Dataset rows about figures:
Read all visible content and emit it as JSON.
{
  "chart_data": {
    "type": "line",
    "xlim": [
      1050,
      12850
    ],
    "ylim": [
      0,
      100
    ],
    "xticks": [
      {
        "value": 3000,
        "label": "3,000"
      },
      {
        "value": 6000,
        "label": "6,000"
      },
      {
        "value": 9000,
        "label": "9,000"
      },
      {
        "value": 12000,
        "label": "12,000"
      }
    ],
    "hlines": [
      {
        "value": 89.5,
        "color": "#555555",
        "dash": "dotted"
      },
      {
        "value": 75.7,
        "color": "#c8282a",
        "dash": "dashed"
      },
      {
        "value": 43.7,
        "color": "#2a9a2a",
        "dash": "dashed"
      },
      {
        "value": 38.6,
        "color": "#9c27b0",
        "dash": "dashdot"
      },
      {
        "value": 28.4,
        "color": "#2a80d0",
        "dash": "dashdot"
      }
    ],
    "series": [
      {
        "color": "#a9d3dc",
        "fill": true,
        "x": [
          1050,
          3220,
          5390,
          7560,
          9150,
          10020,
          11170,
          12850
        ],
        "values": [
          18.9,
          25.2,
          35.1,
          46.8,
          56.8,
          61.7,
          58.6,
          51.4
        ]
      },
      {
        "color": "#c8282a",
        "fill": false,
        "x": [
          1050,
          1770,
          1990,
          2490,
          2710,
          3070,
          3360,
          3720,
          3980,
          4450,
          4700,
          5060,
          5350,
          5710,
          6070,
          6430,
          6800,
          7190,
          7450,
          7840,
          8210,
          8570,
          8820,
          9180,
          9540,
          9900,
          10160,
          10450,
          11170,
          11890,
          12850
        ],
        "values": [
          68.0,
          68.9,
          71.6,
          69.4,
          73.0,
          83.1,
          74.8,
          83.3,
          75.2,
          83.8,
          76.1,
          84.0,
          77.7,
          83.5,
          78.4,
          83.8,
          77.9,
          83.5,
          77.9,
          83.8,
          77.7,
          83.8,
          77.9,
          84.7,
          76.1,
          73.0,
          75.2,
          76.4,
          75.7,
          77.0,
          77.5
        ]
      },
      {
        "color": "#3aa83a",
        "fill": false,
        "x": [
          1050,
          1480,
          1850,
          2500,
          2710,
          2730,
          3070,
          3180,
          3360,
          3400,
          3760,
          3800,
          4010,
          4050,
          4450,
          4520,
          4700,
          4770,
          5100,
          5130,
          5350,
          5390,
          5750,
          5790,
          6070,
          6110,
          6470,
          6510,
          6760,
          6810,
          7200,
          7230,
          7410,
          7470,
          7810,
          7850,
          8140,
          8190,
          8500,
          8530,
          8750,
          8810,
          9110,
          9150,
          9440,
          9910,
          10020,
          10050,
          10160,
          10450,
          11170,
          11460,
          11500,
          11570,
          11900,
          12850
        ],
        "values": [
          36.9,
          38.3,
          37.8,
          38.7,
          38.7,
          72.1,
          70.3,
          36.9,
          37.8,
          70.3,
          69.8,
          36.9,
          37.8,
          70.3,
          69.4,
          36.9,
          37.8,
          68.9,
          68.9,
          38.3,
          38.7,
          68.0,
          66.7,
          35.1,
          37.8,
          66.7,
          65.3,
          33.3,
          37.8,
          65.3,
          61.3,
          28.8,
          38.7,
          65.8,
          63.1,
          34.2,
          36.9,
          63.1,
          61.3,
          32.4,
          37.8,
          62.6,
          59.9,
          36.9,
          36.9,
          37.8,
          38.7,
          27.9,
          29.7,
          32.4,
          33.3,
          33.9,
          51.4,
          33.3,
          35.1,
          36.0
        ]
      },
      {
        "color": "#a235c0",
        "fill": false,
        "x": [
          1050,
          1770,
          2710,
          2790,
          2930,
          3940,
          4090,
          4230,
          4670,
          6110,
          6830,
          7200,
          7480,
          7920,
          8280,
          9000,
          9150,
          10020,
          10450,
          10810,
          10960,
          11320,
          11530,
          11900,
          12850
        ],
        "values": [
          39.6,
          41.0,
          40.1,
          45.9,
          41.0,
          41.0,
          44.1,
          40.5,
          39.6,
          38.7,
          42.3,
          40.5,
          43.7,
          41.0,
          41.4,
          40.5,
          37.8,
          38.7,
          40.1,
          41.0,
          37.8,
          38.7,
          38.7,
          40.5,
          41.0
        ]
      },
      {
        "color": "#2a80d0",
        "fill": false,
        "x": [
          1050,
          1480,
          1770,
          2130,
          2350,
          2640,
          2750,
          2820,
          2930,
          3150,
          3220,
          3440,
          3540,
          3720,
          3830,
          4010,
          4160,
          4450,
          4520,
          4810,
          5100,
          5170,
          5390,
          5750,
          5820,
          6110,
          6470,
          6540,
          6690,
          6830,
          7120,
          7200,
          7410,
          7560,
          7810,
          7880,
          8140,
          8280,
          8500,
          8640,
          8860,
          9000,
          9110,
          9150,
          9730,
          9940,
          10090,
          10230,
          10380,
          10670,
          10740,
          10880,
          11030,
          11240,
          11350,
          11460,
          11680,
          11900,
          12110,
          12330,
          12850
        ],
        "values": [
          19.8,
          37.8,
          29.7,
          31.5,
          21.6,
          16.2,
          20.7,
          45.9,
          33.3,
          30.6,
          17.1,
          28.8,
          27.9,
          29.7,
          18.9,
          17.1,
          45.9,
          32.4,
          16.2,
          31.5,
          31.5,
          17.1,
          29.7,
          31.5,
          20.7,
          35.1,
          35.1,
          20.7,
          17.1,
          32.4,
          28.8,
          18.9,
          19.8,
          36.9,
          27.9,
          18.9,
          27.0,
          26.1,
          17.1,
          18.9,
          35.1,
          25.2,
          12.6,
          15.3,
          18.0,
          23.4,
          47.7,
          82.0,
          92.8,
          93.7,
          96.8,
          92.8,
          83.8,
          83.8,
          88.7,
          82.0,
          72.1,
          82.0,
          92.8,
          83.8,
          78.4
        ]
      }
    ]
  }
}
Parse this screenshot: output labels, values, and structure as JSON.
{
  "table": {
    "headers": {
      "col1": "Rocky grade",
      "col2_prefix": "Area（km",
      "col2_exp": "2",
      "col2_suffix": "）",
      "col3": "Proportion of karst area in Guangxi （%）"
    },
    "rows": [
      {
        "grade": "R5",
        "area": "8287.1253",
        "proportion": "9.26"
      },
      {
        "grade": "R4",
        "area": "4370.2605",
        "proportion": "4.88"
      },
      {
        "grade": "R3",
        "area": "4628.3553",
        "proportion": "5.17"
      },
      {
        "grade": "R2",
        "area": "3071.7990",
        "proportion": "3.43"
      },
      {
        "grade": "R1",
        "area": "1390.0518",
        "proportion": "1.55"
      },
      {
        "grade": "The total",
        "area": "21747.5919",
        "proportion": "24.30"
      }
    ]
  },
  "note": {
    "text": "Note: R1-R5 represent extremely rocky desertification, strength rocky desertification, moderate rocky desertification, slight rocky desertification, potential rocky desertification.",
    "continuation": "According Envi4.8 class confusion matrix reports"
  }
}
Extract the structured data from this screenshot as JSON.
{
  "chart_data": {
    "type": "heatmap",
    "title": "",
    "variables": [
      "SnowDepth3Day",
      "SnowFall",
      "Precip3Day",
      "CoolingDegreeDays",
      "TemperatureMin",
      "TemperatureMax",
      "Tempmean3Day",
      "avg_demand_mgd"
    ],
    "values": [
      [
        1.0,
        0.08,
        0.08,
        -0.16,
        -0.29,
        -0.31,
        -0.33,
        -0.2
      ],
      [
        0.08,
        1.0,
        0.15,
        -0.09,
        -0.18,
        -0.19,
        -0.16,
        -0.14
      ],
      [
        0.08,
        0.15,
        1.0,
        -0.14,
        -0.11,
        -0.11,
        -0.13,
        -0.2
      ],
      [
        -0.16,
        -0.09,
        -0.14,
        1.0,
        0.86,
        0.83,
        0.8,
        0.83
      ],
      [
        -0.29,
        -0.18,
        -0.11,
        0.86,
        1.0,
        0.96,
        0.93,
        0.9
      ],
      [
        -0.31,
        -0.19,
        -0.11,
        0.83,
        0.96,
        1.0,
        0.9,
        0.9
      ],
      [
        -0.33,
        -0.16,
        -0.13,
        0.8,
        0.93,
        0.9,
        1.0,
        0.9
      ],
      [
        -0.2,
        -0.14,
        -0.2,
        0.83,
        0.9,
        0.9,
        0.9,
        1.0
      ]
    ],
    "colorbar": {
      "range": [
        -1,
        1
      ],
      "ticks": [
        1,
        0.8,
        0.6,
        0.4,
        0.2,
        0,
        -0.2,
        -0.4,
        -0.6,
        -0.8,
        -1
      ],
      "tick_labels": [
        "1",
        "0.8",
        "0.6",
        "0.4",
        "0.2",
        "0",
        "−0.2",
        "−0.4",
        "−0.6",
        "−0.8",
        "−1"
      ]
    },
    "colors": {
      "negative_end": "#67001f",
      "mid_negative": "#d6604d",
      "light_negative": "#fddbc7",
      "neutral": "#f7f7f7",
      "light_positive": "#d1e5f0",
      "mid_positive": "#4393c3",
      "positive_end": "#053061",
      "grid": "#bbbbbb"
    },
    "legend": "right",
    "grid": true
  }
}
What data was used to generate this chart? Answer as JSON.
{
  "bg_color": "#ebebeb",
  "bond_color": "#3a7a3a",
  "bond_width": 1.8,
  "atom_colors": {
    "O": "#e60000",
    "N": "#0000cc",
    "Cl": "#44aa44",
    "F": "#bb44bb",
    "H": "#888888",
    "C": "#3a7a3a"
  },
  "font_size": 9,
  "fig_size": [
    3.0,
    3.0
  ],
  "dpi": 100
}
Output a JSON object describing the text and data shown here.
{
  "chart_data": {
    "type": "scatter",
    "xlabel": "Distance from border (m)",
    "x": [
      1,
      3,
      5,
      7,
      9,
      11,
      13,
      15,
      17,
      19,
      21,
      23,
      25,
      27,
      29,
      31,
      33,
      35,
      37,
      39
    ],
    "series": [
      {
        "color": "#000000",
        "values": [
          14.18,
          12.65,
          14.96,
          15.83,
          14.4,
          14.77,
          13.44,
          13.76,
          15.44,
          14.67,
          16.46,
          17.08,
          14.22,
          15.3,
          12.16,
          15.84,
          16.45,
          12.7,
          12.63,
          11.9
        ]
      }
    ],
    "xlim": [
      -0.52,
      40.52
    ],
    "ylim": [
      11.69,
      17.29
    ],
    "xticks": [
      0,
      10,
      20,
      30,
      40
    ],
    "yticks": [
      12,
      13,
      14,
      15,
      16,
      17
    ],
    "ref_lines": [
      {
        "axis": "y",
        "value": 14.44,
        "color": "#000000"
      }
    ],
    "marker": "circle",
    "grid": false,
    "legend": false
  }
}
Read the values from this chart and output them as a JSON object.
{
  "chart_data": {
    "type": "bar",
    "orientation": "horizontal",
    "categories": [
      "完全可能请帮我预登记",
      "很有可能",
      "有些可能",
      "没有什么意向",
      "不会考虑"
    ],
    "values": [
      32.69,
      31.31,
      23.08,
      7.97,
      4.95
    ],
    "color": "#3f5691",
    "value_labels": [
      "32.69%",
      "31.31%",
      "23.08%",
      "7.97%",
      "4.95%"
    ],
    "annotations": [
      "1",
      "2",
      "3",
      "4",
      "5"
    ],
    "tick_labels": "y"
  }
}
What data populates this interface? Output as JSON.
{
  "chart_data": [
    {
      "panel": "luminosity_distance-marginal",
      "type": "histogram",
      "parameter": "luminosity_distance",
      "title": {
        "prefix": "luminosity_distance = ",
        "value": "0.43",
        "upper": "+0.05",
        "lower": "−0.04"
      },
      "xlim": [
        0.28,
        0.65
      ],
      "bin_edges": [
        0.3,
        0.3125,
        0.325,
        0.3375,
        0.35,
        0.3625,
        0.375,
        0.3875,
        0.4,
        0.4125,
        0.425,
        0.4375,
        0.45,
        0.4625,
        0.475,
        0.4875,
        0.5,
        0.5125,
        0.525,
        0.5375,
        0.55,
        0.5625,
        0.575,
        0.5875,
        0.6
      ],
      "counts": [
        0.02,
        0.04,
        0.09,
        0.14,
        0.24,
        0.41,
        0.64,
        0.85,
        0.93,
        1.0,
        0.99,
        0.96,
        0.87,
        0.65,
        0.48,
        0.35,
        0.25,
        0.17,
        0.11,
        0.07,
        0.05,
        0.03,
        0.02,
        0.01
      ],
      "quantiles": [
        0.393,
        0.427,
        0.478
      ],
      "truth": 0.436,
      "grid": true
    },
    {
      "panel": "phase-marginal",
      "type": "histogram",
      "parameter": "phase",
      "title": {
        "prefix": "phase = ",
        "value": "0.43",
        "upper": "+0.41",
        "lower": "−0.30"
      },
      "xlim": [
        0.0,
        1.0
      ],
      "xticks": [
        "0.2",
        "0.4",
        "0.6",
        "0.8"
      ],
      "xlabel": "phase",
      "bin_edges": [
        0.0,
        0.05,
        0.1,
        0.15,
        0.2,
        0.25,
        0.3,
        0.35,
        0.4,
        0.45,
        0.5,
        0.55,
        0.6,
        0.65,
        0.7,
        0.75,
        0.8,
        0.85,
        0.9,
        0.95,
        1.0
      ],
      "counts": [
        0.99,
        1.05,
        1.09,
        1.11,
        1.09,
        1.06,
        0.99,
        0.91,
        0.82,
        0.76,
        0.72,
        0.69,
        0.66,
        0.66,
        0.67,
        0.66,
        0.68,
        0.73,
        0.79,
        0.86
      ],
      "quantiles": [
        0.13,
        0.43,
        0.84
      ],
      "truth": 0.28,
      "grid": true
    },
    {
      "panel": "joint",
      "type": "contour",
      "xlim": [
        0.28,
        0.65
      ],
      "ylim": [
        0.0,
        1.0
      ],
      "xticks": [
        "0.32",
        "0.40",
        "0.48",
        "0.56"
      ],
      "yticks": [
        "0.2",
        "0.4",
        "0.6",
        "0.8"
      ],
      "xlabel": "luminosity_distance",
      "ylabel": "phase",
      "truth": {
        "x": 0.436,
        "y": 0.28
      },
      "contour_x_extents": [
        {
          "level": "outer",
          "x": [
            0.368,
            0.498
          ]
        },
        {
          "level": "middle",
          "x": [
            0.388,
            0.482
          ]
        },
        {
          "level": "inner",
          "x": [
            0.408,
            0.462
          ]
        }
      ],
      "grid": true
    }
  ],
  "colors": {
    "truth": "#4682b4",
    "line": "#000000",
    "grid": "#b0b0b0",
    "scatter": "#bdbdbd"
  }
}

Exercise
Using the data above, copy each line that contains "parameter".

Written reply
      "parameter": "luminosity_distance",
      "parameter": "phase",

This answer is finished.